| SET TASK |
Narrow the data below down to the lines containing "subtitle".

| EXCERPTED RECORDS |
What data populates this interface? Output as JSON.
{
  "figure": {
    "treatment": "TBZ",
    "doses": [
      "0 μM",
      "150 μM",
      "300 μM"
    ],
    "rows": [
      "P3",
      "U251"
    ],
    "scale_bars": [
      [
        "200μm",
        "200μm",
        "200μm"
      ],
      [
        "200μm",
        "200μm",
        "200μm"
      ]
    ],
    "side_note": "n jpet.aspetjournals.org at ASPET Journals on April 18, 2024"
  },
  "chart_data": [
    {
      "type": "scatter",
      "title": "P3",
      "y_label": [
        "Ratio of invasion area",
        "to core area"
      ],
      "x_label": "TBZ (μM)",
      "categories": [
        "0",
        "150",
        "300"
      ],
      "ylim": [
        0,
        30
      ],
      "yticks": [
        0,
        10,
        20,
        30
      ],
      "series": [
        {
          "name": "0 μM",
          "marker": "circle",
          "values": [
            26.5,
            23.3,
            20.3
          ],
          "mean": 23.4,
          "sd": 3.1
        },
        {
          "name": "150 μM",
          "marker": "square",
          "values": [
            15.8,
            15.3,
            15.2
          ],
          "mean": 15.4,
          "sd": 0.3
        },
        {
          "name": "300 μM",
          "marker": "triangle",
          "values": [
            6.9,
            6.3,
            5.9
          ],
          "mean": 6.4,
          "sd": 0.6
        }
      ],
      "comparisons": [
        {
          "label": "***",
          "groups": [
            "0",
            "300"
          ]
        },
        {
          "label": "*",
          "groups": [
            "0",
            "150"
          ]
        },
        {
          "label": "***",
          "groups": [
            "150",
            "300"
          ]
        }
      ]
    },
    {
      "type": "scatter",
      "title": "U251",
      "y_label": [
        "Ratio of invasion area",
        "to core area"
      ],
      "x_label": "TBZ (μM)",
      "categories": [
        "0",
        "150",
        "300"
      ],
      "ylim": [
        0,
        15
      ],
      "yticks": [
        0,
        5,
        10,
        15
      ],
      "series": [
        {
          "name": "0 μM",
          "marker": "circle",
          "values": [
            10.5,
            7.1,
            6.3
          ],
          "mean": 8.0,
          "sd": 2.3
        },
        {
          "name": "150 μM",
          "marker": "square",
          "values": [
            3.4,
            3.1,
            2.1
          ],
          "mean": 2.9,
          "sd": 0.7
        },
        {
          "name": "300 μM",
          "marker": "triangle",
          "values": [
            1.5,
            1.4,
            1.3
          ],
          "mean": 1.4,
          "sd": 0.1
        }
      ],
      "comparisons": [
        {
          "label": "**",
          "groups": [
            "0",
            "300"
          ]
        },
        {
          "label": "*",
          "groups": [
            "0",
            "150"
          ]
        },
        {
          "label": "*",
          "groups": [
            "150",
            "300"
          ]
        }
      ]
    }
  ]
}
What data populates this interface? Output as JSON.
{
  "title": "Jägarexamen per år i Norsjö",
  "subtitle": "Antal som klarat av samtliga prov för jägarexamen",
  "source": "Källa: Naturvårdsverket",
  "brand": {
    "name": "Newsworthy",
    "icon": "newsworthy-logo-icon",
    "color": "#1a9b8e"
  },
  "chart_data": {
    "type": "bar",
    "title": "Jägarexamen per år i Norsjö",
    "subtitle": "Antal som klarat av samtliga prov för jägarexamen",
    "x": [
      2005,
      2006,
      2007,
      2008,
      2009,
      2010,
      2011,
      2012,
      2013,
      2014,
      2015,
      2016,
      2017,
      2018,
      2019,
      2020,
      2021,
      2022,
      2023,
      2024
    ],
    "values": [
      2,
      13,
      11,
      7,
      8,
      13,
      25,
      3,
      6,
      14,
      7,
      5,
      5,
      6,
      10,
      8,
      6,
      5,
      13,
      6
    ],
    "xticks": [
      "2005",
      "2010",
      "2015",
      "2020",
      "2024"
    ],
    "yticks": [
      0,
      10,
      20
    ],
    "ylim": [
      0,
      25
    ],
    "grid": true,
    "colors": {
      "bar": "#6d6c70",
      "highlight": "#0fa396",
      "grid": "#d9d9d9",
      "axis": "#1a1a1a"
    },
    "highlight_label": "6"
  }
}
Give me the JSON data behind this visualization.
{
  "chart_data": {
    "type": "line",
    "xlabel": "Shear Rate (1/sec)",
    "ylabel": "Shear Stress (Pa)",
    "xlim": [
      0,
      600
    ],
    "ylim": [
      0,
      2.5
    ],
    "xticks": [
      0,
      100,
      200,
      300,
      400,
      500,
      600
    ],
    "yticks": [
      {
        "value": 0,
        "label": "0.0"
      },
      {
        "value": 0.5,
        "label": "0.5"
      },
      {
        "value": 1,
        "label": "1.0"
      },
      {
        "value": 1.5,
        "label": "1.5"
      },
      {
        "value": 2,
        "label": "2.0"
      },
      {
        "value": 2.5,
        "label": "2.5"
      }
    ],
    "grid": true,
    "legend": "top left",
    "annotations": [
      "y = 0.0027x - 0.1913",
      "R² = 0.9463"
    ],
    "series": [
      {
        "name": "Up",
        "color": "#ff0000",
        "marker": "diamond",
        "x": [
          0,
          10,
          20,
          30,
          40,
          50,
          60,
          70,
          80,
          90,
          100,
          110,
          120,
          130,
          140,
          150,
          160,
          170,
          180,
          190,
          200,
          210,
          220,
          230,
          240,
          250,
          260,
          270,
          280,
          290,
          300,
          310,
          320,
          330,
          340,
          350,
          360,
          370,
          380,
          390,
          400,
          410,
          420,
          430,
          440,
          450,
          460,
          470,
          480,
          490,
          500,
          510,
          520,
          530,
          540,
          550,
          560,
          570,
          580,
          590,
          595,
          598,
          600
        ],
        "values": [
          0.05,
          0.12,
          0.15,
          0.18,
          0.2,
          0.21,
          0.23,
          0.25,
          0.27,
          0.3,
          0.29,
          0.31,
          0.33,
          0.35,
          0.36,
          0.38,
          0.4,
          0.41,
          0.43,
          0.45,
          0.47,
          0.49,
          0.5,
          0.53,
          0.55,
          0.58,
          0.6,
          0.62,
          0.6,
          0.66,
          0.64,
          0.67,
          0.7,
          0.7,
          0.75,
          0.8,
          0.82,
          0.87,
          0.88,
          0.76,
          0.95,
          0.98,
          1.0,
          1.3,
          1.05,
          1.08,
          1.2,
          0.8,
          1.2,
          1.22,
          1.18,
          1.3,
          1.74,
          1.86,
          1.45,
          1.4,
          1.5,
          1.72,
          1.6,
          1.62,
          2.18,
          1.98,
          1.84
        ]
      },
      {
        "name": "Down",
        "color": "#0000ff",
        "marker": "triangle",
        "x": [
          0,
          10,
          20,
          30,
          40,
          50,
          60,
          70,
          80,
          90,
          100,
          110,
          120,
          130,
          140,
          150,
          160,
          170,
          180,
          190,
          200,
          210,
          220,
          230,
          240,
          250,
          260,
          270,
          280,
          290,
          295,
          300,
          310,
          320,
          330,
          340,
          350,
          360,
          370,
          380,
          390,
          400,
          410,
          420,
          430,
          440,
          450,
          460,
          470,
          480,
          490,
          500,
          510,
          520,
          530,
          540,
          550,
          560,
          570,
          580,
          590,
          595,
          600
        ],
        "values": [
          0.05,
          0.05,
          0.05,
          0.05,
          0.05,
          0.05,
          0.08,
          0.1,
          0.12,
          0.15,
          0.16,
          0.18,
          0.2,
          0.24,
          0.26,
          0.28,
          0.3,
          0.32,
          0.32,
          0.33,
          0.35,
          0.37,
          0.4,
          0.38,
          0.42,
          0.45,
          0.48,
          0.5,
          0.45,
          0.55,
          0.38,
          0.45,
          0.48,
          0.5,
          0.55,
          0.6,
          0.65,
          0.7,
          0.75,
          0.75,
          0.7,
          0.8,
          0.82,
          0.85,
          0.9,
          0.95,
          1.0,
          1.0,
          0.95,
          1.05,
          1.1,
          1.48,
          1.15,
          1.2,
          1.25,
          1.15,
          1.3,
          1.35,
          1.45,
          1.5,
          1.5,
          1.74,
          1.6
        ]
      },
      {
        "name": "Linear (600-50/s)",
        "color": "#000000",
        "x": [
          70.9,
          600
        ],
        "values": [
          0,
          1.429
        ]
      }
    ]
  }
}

| IN RESPONSE |
  "subtitle": "Antal som klarat av samtliga prov för jägarexamen",
    "subtitle": "Antal som klarat av samtliga prov för jägarexamen",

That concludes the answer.